Task objective: Copy out each line of the material below with no changes.

· · ·

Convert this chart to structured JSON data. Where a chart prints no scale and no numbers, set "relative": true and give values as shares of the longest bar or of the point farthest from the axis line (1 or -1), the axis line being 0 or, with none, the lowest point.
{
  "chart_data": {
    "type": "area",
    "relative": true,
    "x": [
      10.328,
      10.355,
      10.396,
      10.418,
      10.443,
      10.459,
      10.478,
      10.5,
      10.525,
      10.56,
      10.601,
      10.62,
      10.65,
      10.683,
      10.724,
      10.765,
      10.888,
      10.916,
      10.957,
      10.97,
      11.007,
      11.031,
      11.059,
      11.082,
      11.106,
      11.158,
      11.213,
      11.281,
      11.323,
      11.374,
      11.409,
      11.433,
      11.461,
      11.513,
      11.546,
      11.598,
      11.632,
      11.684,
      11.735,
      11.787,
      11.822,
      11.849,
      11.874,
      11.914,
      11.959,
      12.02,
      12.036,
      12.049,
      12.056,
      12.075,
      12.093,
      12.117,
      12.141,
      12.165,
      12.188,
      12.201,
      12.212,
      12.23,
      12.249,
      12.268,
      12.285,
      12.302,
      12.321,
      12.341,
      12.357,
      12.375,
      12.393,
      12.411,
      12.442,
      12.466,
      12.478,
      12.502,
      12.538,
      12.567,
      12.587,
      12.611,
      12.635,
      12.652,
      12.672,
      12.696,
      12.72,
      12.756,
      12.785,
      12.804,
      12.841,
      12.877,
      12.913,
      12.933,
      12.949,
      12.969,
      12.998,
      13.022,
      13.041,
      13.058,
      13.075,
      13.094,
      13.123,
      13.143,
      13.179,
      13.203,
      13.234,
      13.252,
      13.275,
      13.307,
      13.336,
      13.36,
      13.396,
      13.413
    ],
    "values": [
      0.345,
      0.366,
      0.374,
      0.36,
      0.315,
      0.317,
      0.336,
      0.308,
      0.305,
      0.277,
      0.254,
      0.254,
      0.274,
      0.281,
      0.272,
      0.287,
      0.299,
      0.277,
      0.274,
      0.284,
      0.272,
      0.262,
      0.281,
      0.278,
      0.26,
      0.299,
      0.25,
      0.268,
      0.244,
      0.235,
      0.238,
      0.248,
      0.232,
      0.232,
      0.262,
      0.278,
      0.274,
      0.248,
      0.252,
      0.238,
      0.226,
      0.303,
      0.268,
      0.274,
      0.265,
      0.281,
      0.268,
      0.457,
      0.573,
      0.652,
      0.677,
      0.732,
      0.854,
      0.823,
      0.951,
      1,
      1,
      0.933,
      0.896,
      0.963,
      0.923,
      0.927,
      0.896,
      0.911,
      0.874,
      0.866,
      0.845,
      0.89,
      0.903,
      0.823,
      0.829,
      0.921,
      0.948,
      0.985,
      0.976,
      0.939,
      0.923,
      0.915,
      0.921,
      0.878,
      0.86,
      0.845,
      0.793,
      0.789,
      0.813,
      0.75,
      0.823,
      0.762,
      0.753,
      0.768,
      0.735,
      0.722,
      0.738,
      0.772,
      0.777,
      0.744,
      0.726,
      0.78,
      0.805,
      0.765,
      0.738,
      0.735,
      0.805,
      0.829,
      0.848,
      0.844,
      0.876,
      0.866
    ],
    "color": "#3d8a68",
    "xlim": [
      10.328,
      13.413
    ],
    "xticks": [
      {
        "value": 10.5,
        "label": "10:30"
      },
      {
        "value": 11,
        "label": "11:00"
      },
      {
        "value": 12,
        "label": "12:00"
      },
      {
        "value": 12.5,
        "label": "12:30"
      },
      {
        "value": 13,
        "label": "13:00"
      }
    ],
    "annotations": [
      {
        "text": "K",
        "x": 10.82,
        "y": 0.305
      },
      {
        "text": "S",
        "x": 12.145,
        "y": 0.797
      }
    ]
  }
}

· · ·

Task output:
Convert this chart to structured JSON data. Where a chart prints no scale and no numbers, set "relative": true and give values as shares of the longest bar or of the point farthest from the axis line (1 or -1), the axis line being 0 or, with none, the lowest point.
{
  "chart_data": {
    "type": "area",
    "relative": true,
    "x": [
      10.328,
      10.355,
      10.396,
      10.418,
      10.443,
      10.459,
      10.478,
      10.5,
      10.525,
      10.56,
      10.601,
      10.62,
      10.65,
      10.683,
      10.724,
      10.765,
      10.888,
      10.916,
      10.957,
      10.97,
      11.007,
      11.031,
      11.059,
      11.082,
      11.106,
      11.158,
      11.213,
      11.281,
      11.323,
      11.374,
      11.409,
      11.433,
      11.461,
      11.513,
      11.546,
      11.598,
      11.632,
      11.684,
      11.735,
      11.787,
      11.822,
      11.849,
      11.874,
      11.914,
      11.959,
      12.02,
      12.036,
      12.049,
      12.056,
      12.075,
      12.093,
      12.117,
      12.141,
      12.165,
      12.188,
      12.201,
      12.212,
      12.23,
      12.249,
      12.268,
      12.285,
      12.302,
      12.321,
      12.341,
      12.357,
      12.375,
      12.393,
      12.411,
      12.442,
      12.466,
      12.478,
      12.502,
      12.538,
      12.567,
      12.587,
      12.611,
      12.635,
      12.652,
      12.672,
      12.696,
      12.72,
      12.756,
      12.785,
      12.804,
      12.841,
      12.877,
      12.913,
      12.933,
      12.949,
      12.969,
      12.998,
      13.022,
      13.041,
      13.058,
      13.075,
      13.094,
      13.123,
      13.143,
      13.179,
      13.203,
      13.234,
      13.252,
      13.275,
      13.307,
      13.336,
      13.36,
      13.396,
      13.413
    ],
    "values": [
      0.345,
      0.366,
      0.374,
      0.36,
      0.315,
      0.317,
      0.336,
      0.308,
      0.305,
      0.277,
      0.254,
      0.254,
      0.274,
      0.281,
      0.272,
      0.287,
      0.299,
      0.277,
      0.274,
      0.284,
      0.272,
      0.262,
      0.281,
      0.278,
      0.26,
      0.299,
      0.25,
      0.268,
      0.244,
      0.235,
      0.238,
      0.248,
      0.232,
      0.232,
      0.262,
      0.278,
      0.274,
      0.248,
      0.252,
      0.238,
      0.226,
      0.303,
      0.268,
      0.274,
      0.265,
      0.281,
      0.268,
      0.457,
      0.573,
      0.652,
      0.677,
      0.732,
      0.854,
      0.823,
      0.951,
      1,
      1,
      0.933,
      0.896,
      0.963,
      0.923,
      0.927,
      0.896,
      0.911,
      0.874,
      0.866,
      0.845,
      0.89,
      0.903,
      0.823,
      0.829,
      0.921,
      0.948,
      0.985,
      0.976,
      0.939,
      0.923,
      0.915,
      0.921,
      0.878,
      0.86,
      0.845,
      0.793,
      0.789,
      0.813,
      0.75,
      0.823,
      0.762,
      0.753,
      0.768,
      0.735,
      0.722,
      0.738,
      0.772,
      0.777,
      0.744,
      0.726,
      0.78,
      0.805,
      0.765,
      0.738,
      0.735,
      0.805,
      0.829,
      0.848,
      0.844,
      0.876,
      0.866
    ],
    "color": "#3d8a68",
    "xlim": [
      10.328,
      13.413
    ],
    "xticks": [
      {
        "value": 10.5,
        "label": "10:30"
      },
      {
        "value": 11,
        "label": "11:00"
      },
      {
        "value": 12,
        "label": "12:00"
      },
      {
        "value": 12.5,
        "label": "12:30"
      },
      {
        "value": 13,
        "label": "13:00"
      }
    ],
    "annotations": [
      {
        "text": "K",
        "x": 10.82,
        "y": 0.305
      },
      {
        "text": "S",
        "x": 12.145,
        "y": 0.797
      }
    ]
  }
}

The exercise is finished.